- MATERIAL PROVIDED:
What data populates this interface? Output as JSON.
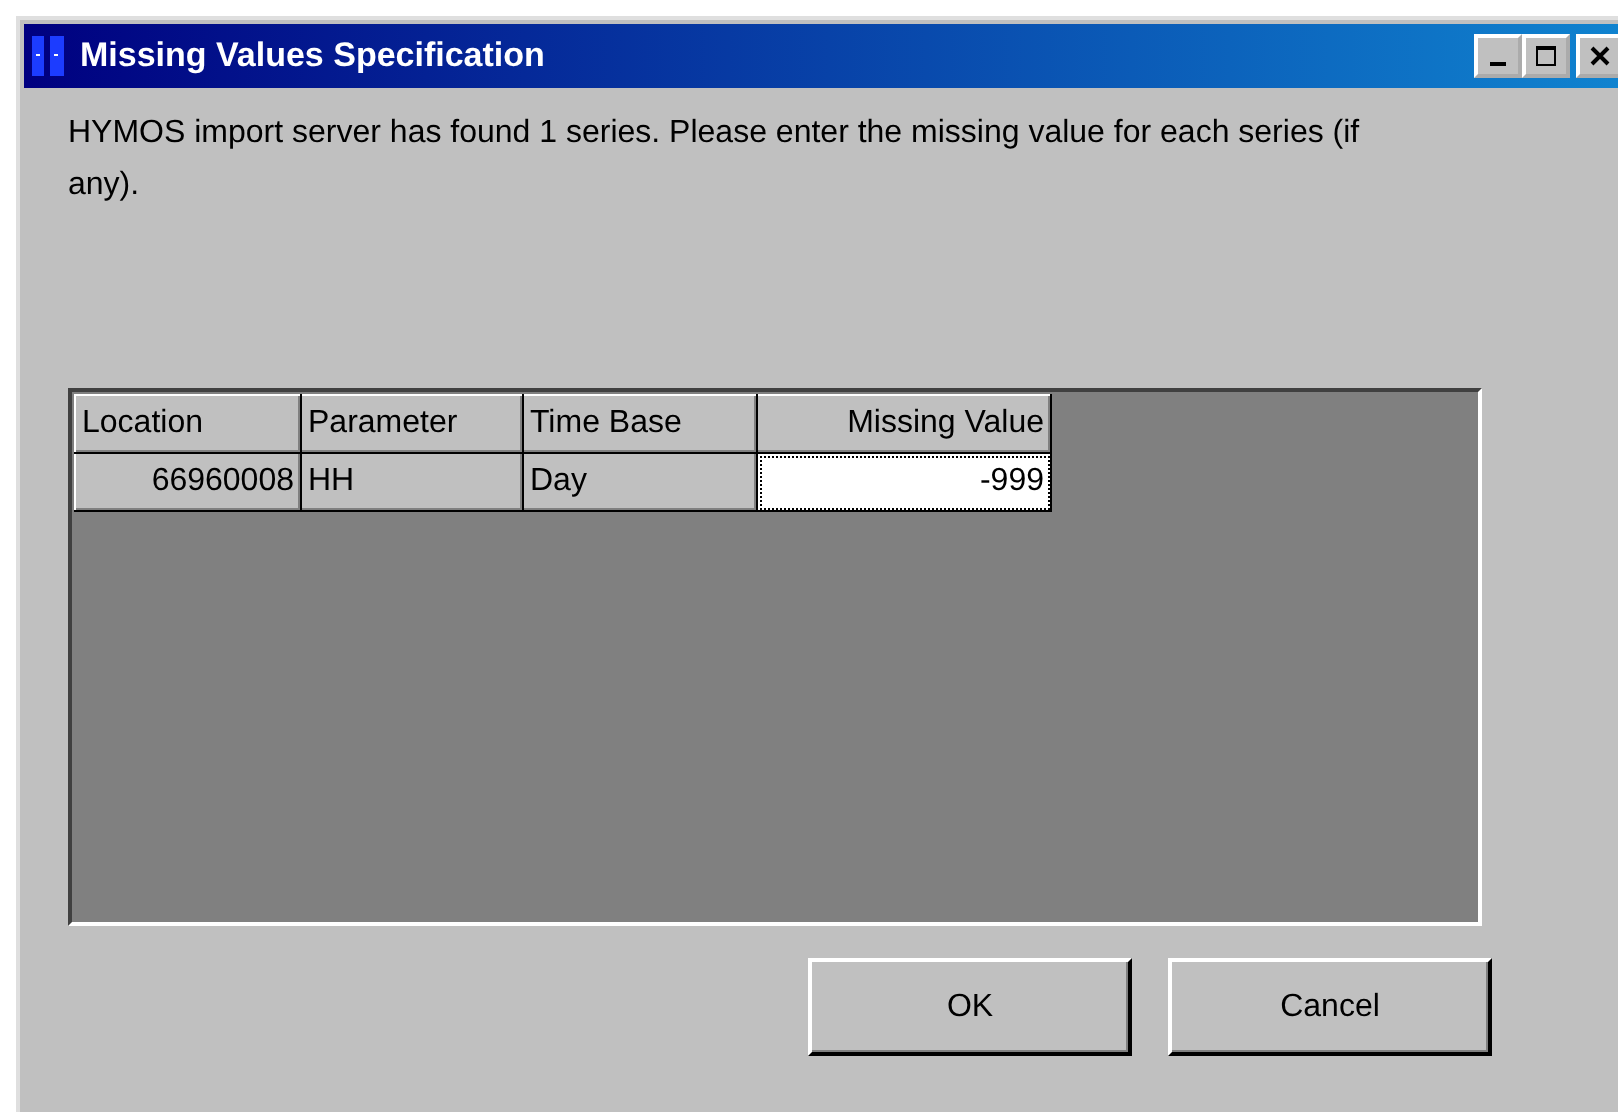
{
  "window": {
    "title": "Missing Values Specification"
  },
  "message": "HYMOS import server has found 1 series. Please enter the missing value for each series (if any).",
  "table": {
    "columns": [
      "Location",
      "Parameter",
      "Time Base",
      "Missing Value"
    ],
    "rows": [
      {
        "cells": [
          {
            "kind": "text",
            "value": "66960008"
          },
          {
            "kind": "text",
            "value": "HH"
          },
          {
            "kind": "text",
            "value": "Day"
          },
          {
            "kind": "edit",
            "value": "-999"
          }
        ]
      }
    ]
  },
  "buttons": [
    "OK",
    "Cancel"
  ]
}
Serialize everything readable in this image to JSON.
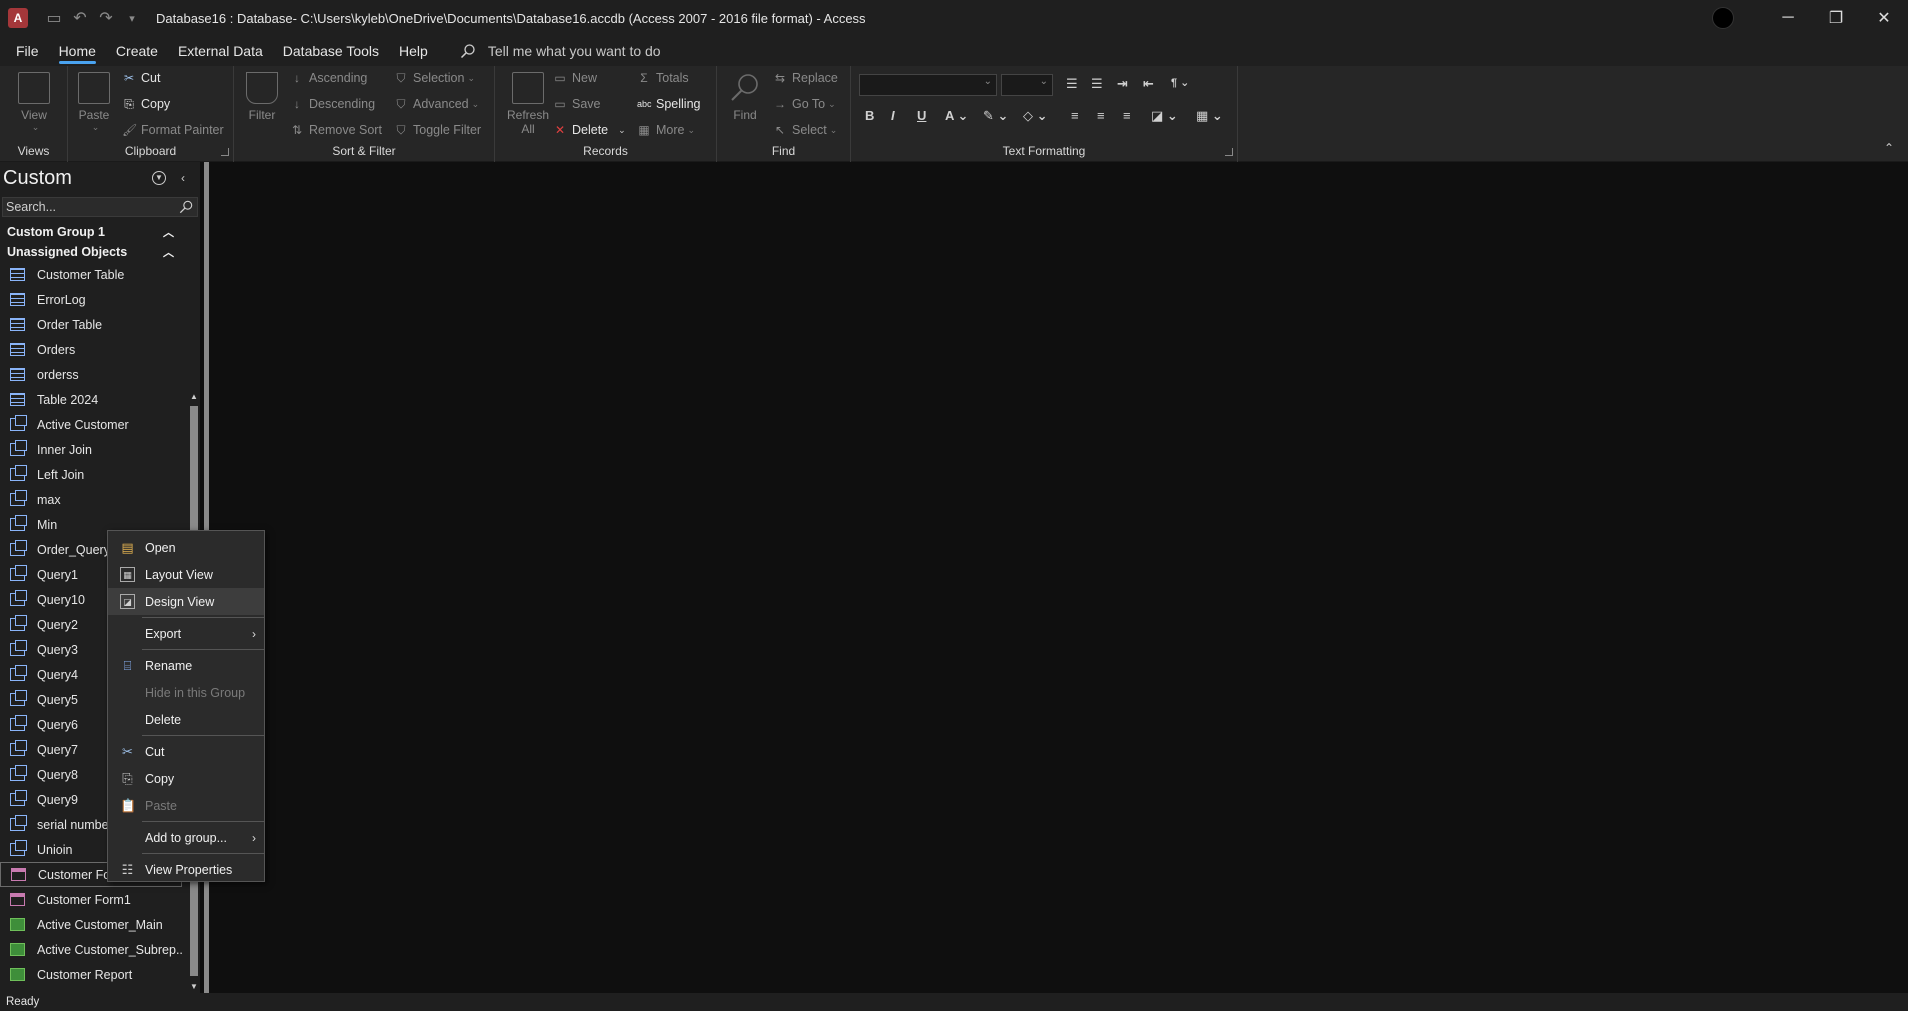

- TASK PROMPT: Keep the pictures out and write out the records exactly.

- ANSWER FOR THIS EXERCISE:
What data populates this interface? Output as JSON.
{
  "window": {
    "title": "Missing Values Specification"
  },
  "message": "HYMOS import server has found 1 series. Please enter the missing value for each series (if any).",
  "table": {
    "columns": [
      "Location",
      "Parameter",
      "Time Base",
      "Missing Value"
    ],
    "rows": [
      {
        "cells": [
          {
            "kind": "text",
            "value": "66960008"
          },
          {
            "kind": "text",
            "value": "HH"
          },
          {
            "kind": "text",
            "value": "Day"
          },
          {
            "kind": "edit",
            "value": "-999"
          }
        ]
      }
    ]
  },
  "buttons": [
    "OK",
    "Cancel"
  ]
}
Serialize everything readable in this image to JSON.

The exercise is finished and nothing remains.